» Records for the task:
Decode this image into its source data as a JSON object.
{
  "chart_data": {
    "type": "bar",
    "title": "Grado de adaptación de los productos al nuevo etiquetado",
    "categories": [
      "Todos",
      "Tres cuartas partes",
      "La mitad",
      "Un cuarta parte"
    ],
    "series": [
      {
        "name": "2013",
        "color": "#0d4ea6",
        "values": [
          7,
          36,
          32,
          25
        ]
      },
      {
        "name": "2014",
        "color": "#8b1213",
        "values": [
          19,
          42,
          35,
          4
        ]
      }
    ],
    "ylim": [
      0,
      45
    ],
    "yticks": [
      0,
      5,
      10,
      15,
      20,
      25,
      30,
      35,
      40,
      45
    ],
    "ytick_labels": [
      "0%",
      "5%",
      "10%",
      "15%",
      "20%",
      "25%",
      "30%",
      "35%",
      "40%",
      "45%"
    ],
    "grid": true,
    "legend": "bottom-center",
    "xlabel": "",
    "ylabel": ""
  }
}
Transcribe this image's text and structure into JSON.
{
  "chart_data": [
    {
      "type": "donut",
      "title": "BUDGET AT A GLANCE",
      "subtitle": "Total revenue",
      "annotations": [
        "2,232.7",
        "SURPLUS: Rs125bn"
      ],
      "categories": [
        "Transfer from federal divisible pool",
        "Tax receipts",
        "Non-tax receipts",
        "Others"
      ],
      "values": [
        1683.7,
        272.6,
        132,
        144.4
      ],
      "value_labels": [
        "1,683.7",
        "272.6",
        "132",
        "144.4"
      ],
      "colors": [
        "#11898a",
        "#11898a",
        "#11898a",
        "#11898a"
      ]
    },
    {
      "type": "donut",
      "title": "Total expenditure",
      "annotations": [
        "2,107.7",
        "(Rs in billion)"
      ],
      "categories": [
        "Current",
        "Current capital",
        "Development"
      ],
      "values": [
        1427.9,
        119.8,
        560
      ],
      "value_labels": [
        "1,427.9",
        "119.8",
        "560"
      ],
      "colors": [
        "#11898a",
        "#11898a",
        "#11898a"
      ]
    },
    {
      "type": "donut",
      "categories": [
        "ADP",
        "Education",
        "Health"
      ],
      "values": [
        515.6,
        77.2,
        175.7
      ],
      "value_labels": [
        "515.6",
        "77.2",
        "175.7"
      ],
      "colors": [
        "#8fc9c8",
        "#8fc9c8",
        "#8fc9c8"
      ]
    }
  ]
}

» Goal: Please return the data above exactly as given.

» Solved problem:
Decode this image into its source data as a JSON object.
{
  "chart_data": {
    "type": "bar",
    "title": "Grado de adaptación de los productos al nuevo etiquetado",
    "categories": [
      "Todos",
      "Tres cuartas partes",
      "La mitad",
      "Un cuarta parte"
    ],
    "series": [
      {
        "name": "2013",
        "color": "#0d4ea6",
        "values": [
          7,
          36,
          32,
          25
        ]
      },
      {
        "name": "2014",
        "color": "#8b1213",
        "values": [
          19,
          42,
          35,
          4
        ]
      }
    ],
    "ylim": [
      0,
      45
    ],
    "yticks": [
      0,
      5,
      10,
      15,
      20,
      25,
      30,
      35,
      40,
      45
    ],
    "ytick_labels": [
      "0%",
      "5%",
      "10%",
      "15%",
      "20%",
      "25%",
      "30%",
      "35%",
      "40%",
      "45%"
    ],
    "grid": true,
    "legend": "bottom-center",
    "xlabel": "",
    "ylabel": ""
  }
}
Transcribe this image's text and structure into JSON.
{
  "chart_data": [
    {
      "type": "donut",
      "title": "BUDGET AT A GLANCE",
      "subtitle": "Total revenue",
      "annotations": [
        "2,232.7",
        "SURPLUS: Rs125bn"
      ],
      "categories": [
        "Transfer from federal divisible pool",
        "Tax receipts",
        "Non-tax receipts",
        "Others"
      ],
      "values": [
        1683.7,
        272.6,
        132,
        144.4
      ],
      "value_labels": [
        "1,683.7",
        "272.6",
        "132",
        "144.4"
      ],
      "colors": [
        "#11898a",
        "#11898a",
        "#11898a",
        "#11898a"
      ]
    },
    {
      "type": "donut",
      "title": "Total expenditure",
      "annotations": [
        "2,107.7",
        "(Rs in billion)"
      ],
      "categories": [
        "Current",
        "Current capital",
        "Development"
      ],
      "values": [
        1427.9,
        119.8,
        560
      ],
      "value_labels": [
        "1,427.9",
        "119.8",
        "560"
      ],
      "colors": [
        "#11898a",
        "#11898a",
        "#11898a"
      ]
    },
    {
      "type": "donut",
      "categories": [
        "ADP",
        "Education",
        "Health"
      ],
      "values": [
        515.6,
        77.2,
        175.7
      ],
      "value_labels": [
        "515.6",
        "77.2",
        "175.7"
      ],
      "colors": [
        "#8fc9c8",
        "#8fc9c8",
        "#8fc9c8"
      ]
    }
  ]
}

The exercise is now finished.